Your task is to transcribe the data in full.

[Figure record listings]
— START —

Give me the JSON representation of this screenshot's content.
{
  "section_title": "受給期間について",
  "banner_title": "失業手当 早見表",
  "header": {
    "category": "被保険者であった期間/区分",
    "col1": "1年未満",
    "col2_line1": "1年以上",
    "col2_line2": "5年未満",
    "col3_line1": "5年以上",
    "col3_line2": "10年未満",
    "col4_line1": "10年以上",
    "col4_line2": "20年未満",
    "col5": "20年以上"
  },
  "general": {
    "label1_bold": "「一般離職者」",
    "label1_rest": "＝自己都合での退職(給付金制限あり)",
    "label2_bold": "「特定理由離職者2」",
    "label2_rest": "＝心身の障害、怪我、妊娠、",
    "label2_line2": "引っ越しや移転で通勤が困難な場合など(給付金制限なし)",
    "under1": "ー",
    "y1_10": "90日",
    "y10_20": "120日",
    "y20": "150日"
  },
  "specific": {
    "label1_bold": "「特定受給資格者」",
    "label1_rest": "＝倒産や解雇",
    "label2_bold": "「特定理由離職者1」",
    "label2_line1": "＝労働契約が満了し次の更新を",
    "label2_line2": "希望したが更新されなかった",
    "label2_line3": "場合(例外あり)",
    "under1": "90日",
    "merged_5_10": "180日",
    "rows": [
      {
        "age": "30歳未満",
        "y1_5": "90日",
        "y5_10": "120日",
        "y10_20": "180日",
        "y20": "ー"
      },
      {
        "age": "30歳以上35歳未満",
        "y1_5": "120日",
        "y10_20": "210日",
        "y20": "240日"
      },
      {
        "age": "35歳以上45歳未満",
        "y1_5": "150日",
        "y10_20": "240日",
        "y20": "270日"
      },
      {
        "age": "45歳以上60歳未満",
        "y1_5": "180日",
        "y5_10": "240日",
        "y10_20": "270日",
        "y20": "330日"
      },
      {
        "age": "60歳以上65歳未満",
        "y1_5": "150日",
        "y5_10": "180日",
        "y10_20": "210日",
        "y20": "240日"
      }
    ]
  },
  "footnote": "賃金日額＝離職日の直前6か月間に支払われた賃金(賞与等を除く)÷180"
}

— END —

- Reply:
Give me the JSON representation of this screenshot's content.
{
  "section_title": "受給期間について",
  "banner_title": "失業手当 早見表",
  "header": {
    "category": "被保険者であった期間/区分",
    "col1": "1年未満",
    "col2_line1": "1年以上",
    "col2_line2": "5年未満",
    "col3_line1": "5年以上",
    "col3_line2": "10年未満",
    "col4_line1": "10年以上",
    "col4_line2": "20年未満",
    "col5": "20年以上"
  },
  "general": {
    "label1_bold": "「一般離職者」",
    "label1_rest": "＝自己都合での退職(給付金制限あり)",
    "label2_bold": "「特定理由離職者2」",
    "label2_rest": "＝心身の障害、怪我、妊娠、",
    "label2_line2": "引っ越しや移転で通勤が困難な場合など(給付金制限なし)",
    "under1": "ー",
    "y1_10": "90日",
    "y10_20": "120日",
    "y20": "150日"
  },
  "specific": {
    "label1_bold": "「特定受給資格者」",
    "label1_rest": "＝倒産や解雇",
    "label2_bold": "「特定理由離職者1」",
    "label2_line1": "＝労働契約が満了し次の更新を",
    "label2_line2": "希望したが更新されなかった",
    "label2_line3": "場合(例外あり)",
    "under1": "90日",
    "merged_5_10": "180日",
    "rows": [
      {
        "age": "30歳未満",
        "y1_5": "90日",
        "y5_10": "120日",
        "y10_20": "180日",
        "y20": "ー"
      },
      {
        "age": "30歳以上35歳未満",
        "y1_5": "120日",
        "y10_20": "210日",
        "y20": "240日"
      },
      {
        "age": "35歳以上45歳未満",
        "y1_5": "150日",
        "y10_20": "240日",
        "y20": "270日"
      },
      {
        "age": "45歳以上60歳未満",
        "y1_5": "180日",
        "y5_10": "240日",
        "y10_20": "270日",
        "y20": "330日"
      },
      {
        "age": "60歳以上65歳未満",
        "y1_5": "150日",
        "y5_10": "180日",
        "y10_20": "210日",
        "y20": "240日"
      }
    ]
  },
  "footnote": "賃金日額＝離職日の直前6か月間に支払われた賃金(賞与等を除く)÷180"
}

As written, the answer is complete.